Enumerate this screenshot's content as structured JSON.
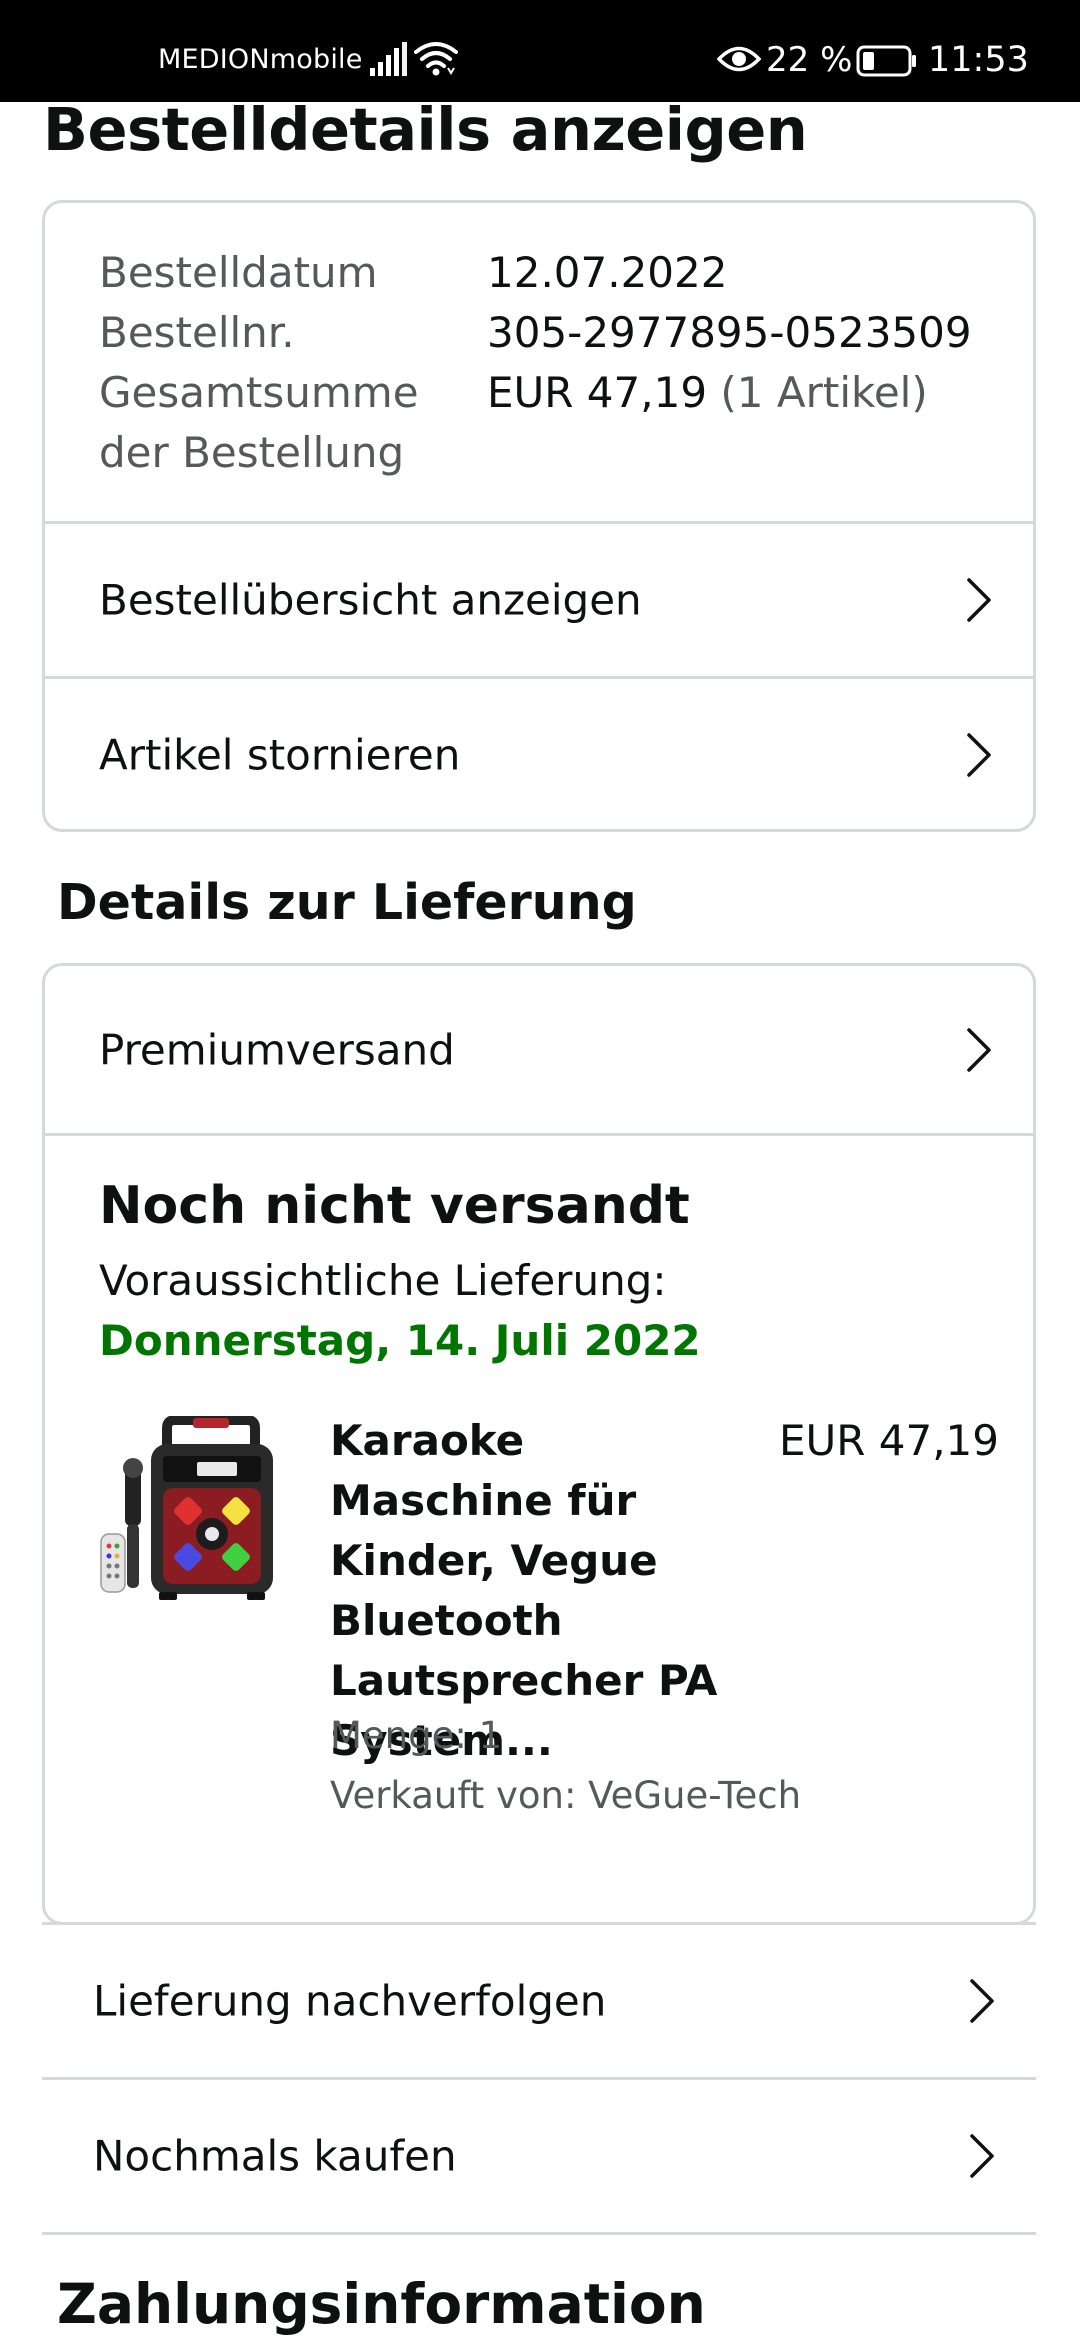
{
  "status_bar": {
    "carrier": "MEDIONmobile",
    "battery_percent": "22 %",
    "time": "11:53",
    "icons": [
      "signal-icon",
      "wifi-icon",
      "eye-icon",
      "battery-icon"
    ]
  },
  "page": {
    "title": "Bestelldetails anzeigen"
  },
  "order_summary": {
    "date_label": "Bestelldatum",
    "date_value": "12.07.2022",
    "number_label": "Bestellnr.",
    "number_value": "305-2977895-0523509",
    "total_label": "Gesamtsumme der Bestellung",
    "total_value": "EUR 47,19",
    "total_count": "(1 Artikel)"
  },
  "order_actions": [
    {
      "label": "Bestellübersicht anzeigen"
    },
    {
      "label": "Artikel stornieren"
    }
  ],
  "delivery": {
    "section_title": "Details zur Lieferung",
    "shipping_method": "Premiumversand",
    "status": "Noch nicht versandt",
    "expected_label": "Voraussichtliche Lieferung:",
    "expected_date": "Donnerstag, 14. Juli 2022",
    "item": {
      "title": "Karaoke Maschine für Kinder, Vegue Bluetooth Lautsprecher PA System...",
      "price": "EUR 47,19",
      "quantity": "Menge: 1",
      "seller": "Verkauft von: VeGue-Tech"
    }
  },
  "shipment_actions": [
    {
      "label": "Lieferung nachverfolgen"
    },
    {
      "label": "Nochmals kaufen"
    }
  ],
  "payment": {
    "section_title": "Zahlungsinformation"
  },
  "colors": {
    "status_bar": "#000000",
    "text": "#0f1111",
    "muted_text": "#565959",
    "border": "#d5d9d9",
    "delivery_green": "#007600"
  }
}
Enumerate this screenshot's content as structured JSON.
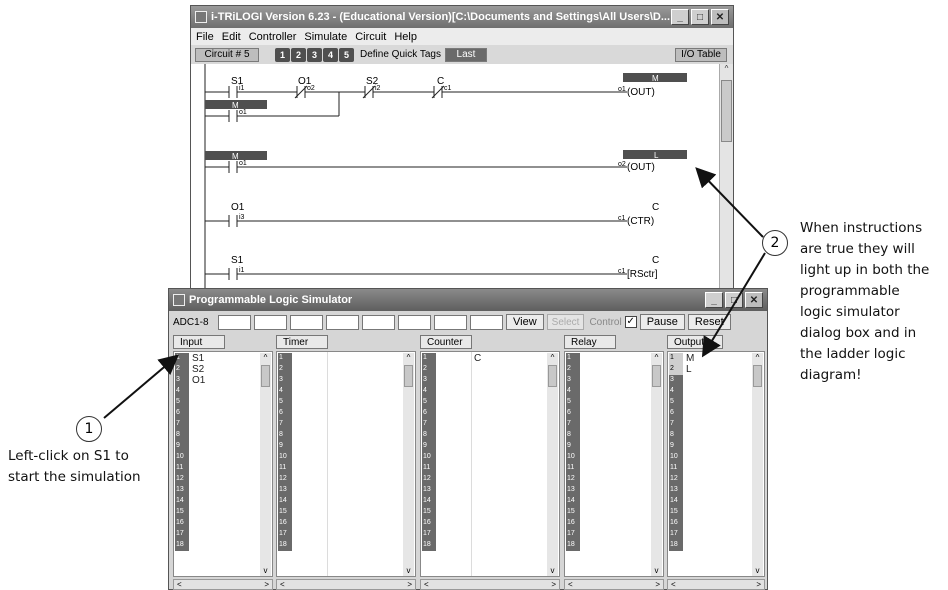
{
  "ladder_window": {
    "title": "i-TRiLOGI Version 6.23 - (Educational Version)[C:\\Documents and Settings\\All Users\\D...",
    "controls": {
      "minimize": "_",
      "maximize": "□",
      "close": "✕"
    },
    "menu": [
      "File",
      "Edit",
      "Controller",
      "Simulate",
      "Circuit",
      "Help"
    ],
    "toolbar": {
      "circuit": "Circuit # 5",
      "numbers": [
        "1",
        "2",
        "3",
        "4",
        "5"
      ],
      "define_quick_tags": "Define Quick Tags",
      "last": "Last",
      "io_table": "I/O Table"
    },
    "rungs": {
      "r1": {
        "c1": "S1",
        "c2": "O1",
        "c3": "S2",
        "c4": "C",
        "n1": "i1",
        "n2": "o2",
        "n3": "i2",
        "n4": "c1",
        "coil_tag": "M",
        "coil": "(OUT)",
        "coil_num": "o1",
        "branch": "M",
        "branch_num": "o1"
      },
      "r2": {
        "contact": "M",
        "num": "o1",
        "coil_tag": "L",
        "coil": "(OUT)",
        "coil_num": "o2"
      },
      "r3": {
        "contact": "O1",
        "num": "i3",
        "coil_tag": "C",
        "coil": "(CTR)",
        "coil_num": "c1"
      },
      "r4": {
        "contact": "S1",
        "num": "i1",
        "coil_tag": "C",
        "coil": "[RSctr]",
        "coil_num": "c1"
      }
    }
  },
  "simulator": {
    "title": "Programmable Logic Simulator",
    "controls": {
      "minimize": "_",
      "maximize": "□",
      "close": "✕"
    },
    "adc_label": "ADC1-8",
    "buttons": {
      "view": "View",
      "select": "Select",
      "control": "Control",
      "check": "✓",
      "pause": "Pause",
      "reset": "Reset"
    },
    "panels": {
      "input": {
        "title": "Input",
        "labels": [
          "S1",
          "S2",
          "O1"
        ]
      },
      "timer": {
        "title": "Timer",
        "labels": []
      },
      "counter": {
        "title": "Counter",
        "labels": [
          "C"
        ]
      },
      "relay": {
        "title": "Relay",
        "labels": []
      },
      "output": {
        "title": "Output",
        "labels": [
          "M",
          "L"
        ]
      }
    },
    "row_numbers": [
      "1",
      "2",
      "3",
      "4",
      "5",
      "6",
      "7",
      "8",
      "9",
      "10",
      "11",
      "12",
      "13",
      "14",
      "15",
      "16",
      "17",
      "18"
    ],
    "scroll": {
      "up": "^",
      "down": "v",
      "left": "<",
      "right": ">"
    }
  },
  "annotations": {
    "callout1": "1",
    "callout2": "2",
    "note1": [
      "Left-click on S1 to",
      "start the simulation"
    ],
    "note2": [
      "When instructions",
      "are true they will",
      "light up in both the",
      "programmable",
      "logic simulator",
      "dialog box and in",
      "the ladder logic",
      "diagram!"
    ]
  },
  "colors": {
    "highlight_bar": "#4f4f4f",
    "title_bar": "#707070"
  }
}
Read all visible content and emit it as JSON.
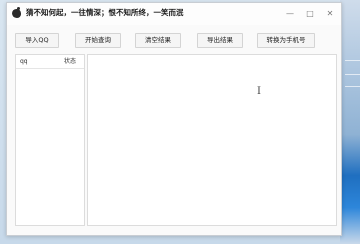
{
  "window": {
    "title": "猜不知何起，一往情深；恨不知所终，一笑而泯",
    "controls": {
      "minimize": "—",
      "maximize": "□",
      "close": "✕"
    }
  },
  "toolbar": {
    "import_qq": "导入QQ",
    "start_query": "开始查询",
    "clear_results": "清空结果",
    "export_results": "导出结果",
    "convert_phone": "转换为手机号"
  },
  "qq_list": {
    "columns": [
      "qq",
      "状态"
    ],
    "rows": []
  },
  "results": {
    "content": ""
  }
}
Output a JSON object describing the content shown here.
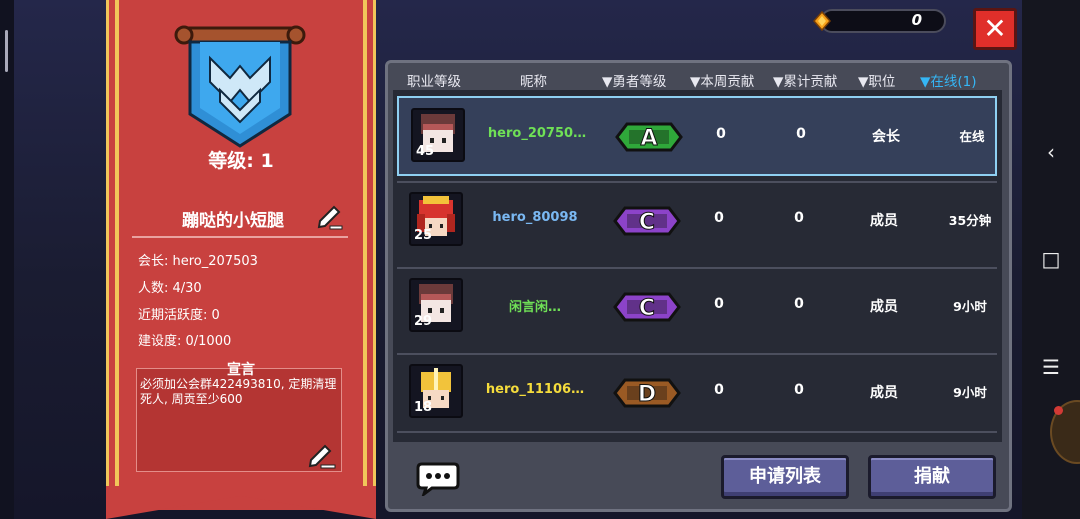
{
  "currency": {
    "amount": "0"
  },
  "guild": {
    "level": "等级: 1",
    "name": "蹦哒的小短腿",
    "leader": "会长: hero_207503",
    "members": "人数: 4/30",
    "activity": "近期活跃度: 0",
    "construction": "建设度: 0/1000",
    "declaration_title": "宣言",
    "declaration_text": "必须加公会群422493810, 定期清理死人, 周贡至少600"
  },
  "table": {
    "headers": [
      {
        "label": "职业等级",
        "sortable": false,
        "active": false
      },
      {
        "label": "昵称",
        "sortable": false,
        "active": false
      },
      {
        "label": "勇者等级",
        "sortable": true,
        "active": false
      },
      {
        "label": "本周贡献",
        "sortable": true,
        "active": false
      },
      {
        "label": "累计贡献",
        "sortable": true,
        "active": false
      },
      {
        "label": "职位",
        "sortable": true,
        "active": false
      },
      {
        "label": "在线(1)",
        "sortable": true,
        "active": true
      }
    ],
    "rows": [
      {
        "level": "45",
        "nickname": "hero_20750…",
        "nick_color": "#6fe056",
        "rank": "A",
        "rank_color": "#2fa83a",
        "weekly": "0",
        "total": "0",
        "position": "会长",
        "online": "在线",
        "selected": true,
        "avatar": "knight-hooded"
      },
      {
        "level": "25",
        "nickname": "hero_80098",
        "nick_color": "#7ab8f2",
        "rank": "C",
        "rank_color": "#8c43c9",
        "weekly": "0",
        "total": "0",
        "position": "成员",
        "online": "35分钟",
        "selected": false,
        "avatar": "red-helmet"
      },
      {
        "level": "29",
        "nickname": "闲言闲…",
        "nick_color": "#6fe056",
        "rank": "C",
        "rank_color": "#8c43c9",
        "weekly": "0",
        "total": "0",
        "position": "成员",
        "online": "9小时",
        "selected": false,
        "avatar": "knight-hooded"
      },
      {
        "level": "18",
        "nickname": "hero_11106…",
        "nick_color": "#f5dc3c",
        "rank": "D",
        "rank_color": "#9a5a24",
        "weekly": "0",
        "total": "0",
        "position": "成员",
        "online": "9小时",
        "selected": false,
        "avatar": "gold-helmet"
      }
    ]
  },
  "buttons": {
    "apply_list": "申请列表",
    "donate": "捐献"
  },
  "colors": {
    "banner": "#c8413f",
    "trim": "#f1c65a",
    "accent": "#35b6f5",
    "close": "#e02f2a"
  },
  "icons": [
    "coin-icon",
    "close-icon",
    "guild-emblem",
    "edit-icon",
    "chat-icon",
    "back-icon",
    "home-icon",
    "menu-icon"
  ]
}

### AIM OF THE EXERCISE:
Copy every record above exactly as written, but leave out the pictures.

### THE REPLY:
Enumerate this screenshot's content as structured JSON.
{
  "status_bar": {
    "carrier": "MEDIONmobile",
    "battery_percent": "22 %",
    "time": "11:53",
    "icons": [
      "signal-icon",
      "wifi-icon",
      "eye-icon",
      "battery-icon"
    ]
  },
  "page": {
    "title": "Bestelldetails anzeigen"
  },
  "order_summary": {
    "date_label": "Bestelldatum",
    "date_value": "12.07.2022",
    "number_label": "Bestellnr.",
    "number_value": "305-2977895-0523509",
    "total_label": "Gesamtsumme der Bestellung",
    "total_value": "EUR 47,19",
    "total_count": "(1 Artikel)"
  },
  "order_actions": [
    {
      "label": "Bestellübersicht anzeigen"
    },
    {
      "label": "Artikel stornieren"
    }
  ],
  "delivery": {
    "section_title": "Details zur Lieferung",
    "shipping_method": "Premiumversand",
    "status": "Noch nicht versandt",
    "expected_label": "Voraussichtliche Lieferung:",
    "expected_date": "Donnerstag, 14. Juli 2022",
    "item": {
      "title": "Karaoke Maschine für Kinder, Vegue Bluetooth Lautsprecher PA System...",
      "price": "EUR 47,19",
      "quantity": "Menge: 1",
      "seller": "Verkauft von: VeGue-Tech"
    }
  },
  "shipment_actions": [
    {
      "label": "Lieferung nachverfolgen"
    },
    {
      "label": "Nochmals kaufen"
    }
  ],
  "payment": {
    "section_title": "Zahlungsinformation"
  },
  "colors": {
    "status_bar": "#000000",
    "text": "#0f1111",
    "muted_text": "#565959",
    "border": "#d5d9d9",
    "delivery_green": "#007600"
  }
}
Enumerate this screenshot's content as structured JSON.
{
  "ladder_window": {
    "title": "i-TRiLOGI Version 6.23 - (Educational Version)[C:\\Documents and Settings\\All Users\\D...",
    "controls": {
      "minimize": "_",
      "maximize": "□",
      "close": "✕"
    },
    "menu": [
      "File",
      "Edit",
      "Controller",
      "Simulate",
      "Circuit",
      "Help"
    ],
    "toolbar": {
      "circuit": "Circuit # 5",
      "numbers": [
        "1",
        "2",
        "3",
        "4",
        "5"
      ],
      "define_quick_tags": "Define Quick Tags",
      "last": "Last",
      "io_table": "I/O Table"
    },
    "rungs": {
      "r1": {
        "c1": "S1",
        "c2": "O1",
        "c3": "S2",
        "c4": "C",
        "n1": "i1",
        "n2": "o2",
        "n3": "i2",
        "n4": "c1",
        "coil_tag": "M",
        "coil": "(OUT)",
        "coil_num": "o1",
        "branch": "M",
        "branch_num": "o1"
      },
      "r2": {
        "contact": "M",
        "num": "o1",
        "coil_tag": "L",
        "coil": "(OUT)",
        "coil_num": "o2"
      },
      "r3": {
        "contact": "O1",
        "num": "i3",
        "coil_tag": "C",
        "coil": "(CTR)",
        "coil_num": "c1"
      },
      "r4": {
        "contact": "S1",
        "num": "i1",
        "coil_tag": "C",
        "coil": "[RSctr]",
        "coil_num": "c1"
      }
    }
  },
  "simulator": {
    "title": "Programmable Logic Simulator",
    "controls": {
      "minimize": "_",
      "maximize": "□",
      "close": "✕"
    },
    "adc_label": "ADC1-8",
    "buttons": {
      "view": "View",
      "select": "Select",
      "control": "Control",
      "check": "✓",
      "pause": "Pause",
      "reset": "Reset"
    },
    "panels": {
      "input": {
        "title": "Input",
        "labels": [
          "S1",
          "S2",
          "O1"
        ]
      },
      "timer": {
        "title": "Timer",
        "labels": []
      },
      "counter": {
        "title": "Counter",
        "labels": [
          "C"
        ]
      },
      "relay": {
        "title": "Relay",
        "labels": []
      },
      "output": {
        "title": "Output",
        "labels": [
          "M",
          "L"
        ]
      }
    },
    "row_numbers": [
      "1",
      "2",
      "3",
      "4",
      "5",
      "6",
      "7",
      "8",
      "9",
      "10",
      "11",
      "12",
      "13",
      "14",
      "15",
      "16",
      "17",
      "18"
    ],
    "scroll": {
      "up": "^",
      "down": "v",
      "left": "<",
      "right": ">"
    }
  },
  "annotations": {
    "callout1": "1",
    "callout2": "2",
    "note1": [
      "Left-click on S1 to",
      "start the simulation"
    ],
    "note2": [
      "When instructions",
      "are true they will",
      "light up in both the",
      "programmable",
      "logic simulator",
      "dialog box and in",
      "the ladder logic",
      "diagram!"
    ]
  },
  "colors": {
    "highlight_bar": "#4f4f4f",
    "title_bar": "#707070"
  }
}
Read all visible content and emit it as JSON.
{
  "window": {
    "title": "猜不知何起，一往情深；恨不知所终，一笑而泯",
    "controls": {
      "minimize": "—",
      "maximize": "□",
      "close": "✕"
    }
  },
  "toolbar": {
    "import_qq": "导入QQ",
    "start_query": "开始查询",
    "clear_results": "清空结果",
    "export_results": "导出结果",
    "convert_phone": "转换为手机号"
  },
  "qq_list": {
    "columns": [
      "qq",
      "状态"
    ],
    "rows": []
  },
  "results": {
    "content": ""
  }
}
Output a JSON object describing the content shown here.
{
  "currency": {
    "amount": "0"
  },
  "guild": {
    "level": "等级: 1",
    "name": "蹦哒的小短腿",
    "leader": "会长: hero_207503",
    "members": "人数: 4/30",
    "activity": "近期活跃度: 0",
    "construction": "建设度: 0/1000",
    "declaration_title": "宣言",
    "declaration_text": "必须加公会群422493810, 定期清理死人, 周贡至少600"
  },
  "table": {
    "headers": [
      {
        "label": "职业等级",
        "sortable": false,
        "active": false
      },
      {
        "label": "昵称",
        "sortable": false,
        "active": false
      },
      {
        "label": "勇者等级",
        "sortable": true,
        "active": false
      },
      {
        "label": "本周贡献",
        "sortable": true,
        "active": false
      },
      {
        "label": "累计贡献",
        "sortable": true,
        "active": false
      },
      {
        "label": "职位",
        "sortable": true,
        "active": false
      },
      {
        "label": "在线(1)",
        "sortable": true,
        "active": true
      }
    ],
    "rows": [
      {
        "level": "45",
        "nickname": "hero_20750…",
        "nick_color": "#6fe056",
        "rank": "A",
        "rank_color": "#2fa83a",
        "weekly": "0",
        "total": "0",
        "position": "会长",
        "online": "在线",
        "selected": true,
        "avatar": "knight-hooded"
      },
      {
        "level": "25",
        "nickname": "hero_80098",
        "nick_color": "#7ab8f2",
        "rank": "C",
        "rank_color": "#8c43c9",
        "weekly": "0",
        "total": "0",
        "position": "成员",
        "online": "35分钟",
        "selected": false,
        "avatar": "red-helmet"
      },
      {
        "level": "29",
        "nickname": "闲言闲…",
        "nick_color": "#6fe056",
        "rank": "C",
        "rank_color": "#8c43c9",
        "weekly": "0",
        "total": "0",
        "position": "成员",
        "online": "9小时",
        "selected": false,
        "avatar": "knight-hooded"
      },
      {
        "level": "18",
        "nickname": "hero_11106…",
        "nick_color": "#f5dc3c",
        "rank": "D",
        "rank_color": "#9a5a24",
        "weekly": "0",
        "total": "0",
        "position": "成员",
        "online": "9小时",
        "selected": false,
        "avatar": "gold-helmet"
      }
    ]
  },
  "buttons": {
    "apply_list": "申请列表",
    "donate": "捐献"
  },
  "colors": {
    "banner": "#c8413f",
    "trim": "#f1c65a",
    "accent": "#35b6f5",
    "close": "#e02f2a"
  },
  "icons": [
    "coin-icon",
    "close-icon",
    "guild-emblem",
    "edit-icon",
    "chat-icon",
    "back-icon",
    "home-icon",
    "menu-icon"
  ]
}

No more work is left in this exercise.